• _What you have to do_: Search the data below for "permet"; list each line that holds it.

(Data entries)
^^^^
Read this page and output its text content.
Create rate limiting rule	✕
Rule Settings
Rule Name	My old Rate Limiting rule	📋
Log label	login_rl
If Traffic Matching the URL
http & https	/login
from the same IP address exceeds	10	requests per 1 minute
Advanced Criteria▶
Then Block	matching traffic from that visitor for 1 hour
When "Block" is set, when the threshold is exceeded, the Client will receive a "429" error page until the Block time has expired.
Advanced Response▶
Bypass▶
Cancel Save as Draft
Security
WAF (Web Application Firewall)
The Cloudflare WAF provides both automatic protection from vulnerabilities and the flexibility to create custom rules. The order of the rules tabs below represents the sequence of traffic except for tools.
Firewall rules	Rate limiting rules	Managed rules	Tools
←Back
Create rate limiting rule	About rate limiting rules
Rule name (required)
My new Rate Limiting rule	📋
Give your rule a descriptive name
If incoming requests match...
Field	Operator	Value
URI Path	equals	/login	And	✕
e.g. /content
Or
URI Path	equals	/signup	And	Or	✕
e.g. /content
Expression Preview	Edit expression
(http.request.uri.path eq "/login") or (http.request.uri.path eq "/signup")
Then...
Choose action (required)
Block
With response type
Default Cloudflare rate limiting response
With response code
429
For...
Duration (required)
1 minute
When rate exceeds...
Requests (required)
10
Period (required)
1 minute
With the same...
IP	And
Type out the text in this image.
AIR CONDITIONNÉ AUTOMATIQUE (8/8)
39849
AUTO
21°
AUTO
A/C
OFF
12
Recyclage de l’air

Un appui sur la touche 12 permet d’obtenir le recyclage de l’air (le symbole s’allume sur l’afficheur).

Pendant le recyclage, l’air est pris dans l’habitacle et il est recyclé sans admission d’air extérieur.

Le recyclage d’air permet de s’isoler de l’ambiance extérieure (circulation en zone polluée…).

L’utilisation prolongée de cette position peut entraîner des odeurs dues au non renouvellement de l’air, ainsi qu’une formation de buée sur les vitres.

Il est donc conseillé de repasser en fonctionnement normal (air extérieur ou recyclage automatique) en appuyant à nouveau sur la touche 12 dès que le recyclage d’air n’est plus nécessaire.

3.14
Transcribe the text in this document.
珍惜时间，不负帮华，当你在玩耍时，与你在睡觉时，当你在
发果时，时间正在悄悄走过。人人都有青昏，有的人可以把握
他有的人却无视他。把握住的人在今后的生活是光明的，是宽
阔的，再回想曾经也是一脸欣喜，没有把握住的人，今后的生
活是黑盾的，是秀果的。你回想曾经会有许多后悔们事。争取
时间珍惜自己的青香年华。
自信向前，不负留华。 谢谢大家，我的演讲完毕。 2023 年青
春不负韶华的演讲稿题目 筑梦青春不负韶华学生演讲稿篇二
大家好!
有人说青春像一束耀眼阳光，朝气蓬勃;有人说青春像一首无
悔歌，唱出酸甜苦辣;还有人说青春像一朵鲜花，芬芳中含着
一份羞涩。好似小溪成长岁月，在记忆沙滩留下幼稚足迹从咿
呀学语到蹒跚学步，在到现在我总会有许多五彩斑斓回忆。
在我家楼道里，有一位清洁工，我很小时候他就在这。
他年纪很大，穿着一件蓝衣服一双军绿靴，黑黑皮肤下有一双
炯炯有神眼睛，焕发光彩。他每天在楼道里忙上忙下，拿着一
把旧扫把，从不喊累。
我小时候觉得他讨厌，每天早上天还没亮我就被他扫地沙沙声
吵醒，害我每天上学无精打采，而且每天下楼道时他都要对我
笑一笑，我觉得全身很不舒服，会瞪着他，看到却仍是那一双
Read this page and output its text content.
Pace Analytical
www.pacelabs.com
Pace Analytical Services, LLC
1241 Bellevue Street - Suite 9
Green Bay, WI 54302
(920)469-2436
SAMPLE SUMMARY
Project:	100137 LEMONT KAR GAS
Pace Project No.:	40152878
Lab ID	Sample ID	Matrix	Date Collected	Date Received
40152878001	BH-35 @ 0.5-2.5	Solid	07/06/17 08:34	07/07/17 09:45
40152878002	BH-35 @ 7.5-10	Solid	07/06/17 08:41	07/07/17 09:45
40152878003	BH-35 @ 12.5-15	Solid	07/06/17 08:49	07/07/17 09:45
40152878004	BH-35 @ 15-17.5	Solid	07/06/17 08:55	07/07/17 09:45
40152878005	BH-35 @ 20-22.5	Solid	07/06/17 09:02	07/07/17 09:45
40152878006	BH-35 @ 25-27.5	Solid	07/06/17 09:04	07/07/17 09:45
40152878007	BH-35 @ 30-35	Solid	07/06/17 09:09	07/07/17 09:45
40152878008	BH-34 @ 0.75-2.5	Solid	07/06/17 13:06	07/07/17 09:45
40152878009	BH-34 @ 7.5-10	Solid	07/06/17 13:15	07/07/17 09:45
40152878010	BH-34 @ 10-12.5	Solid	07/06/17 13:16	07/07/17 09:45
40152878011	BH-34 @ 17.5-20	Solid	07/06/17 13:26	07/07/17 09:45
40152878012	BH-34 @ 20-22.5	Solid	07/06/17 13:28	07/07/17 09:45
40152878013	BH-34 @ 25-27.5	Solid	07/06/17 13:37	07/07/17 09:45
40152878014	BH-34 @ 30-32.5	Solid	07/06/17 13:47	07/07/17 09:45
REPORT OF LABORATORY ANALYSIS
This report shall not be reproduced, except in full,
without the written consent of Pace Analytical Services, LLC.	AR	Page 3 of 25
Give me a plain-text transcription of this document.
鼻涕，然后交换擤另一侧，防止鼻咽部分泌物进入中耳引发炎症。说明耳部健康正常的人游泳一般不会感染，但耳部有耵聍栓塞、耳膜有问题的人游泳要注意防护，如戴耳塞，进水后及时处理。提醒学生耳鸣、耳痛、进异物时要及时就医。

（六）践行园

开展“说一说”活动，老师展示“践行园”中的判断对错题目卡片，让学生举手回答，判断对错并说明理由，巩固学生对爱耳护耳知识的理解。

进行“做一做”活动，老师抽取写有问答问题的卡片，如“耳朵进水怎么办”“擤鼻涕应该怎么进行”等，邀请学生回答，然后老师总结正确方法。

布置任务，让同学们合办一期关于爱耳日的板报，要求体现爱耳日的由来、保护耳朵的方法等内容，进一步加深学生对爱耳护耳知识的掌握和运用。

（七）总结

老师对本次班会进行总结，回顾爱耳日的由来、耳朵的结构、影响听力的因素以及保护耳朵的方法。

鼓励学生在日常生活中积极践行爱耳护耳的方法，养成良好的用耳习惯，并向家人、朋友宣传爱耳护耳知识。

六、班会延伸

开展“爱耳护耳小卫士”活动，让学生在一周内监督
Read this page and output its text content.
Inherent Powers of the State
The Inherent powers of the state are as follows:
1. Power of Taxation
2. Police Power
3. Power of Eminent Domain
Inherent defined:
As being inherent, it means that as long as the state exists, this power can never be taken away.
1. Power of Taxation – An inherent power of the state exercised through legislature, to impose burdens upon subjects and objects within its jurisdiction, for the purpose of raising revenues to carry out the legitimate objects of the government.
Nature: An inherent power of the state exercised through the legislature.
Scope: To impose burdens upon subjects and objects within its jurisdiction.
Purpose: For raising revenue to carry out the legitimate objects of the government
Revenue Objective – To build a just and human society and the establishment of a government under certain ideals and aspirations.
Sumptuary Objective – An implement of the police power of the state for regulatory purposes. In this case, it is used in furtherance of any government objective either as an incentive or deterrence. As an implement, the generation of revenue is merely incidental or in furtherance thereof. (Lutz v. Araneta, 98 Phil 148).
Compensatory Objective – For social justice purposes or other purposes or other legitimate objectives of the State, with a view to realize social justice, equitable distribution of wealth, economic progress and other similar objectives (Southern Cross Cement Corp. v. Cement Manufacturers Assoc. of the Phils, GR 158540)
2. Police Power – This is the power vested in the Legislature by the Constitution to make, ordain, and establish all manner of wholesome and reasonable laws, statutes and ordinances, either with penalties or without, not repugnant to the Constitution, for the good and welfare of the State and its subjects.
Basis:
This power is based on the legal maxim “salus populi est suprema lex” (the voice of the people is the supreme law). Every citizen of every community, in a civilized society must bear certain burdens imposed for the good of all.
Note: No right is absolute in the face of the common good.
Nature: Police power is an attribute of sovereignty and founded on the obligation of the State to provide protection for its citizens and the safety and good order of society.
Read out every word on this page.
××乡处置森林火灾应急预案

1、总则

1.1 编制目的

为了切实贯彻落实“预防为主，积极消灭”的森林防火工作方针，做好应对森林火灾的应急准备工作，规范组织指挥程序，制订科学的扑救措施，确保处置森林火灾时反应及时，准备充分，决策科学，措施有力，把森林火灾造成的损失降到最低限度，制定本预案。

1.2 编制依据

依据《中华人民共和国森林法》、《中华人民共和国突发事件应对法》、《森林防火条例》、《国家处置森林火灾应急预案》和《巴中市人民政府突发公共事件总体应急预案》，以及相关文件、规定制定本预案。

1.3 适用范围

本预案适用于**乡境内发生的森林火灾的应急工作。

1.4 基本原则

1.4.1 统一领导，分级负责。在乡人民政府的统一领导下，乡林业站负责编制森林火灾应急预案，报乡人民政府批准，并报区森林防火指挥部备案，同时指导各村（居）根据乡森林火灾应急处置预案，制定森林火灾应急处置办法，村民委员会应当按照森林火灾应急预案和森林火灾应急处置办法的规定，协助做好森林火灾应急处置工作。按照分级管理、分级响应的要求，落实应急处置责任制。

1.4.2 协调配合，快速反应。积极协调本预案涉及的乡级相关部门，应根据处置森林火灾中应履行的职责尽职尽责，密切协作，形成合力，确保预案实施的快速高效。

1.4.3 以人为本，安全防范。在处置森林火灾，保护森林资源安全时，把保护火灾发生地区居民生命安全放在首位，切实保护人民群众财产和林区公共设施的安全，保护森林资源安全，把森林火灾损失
^^^^
• _Expected answer_:
Un appui sur la touche 12 permet d’obtenir le recyclage de l’air (le symbole s’allume sur l’afficheur).
Le recyclage d’air permet de s’isoler de l’ambiance extérieure (circulation en zone polluée…).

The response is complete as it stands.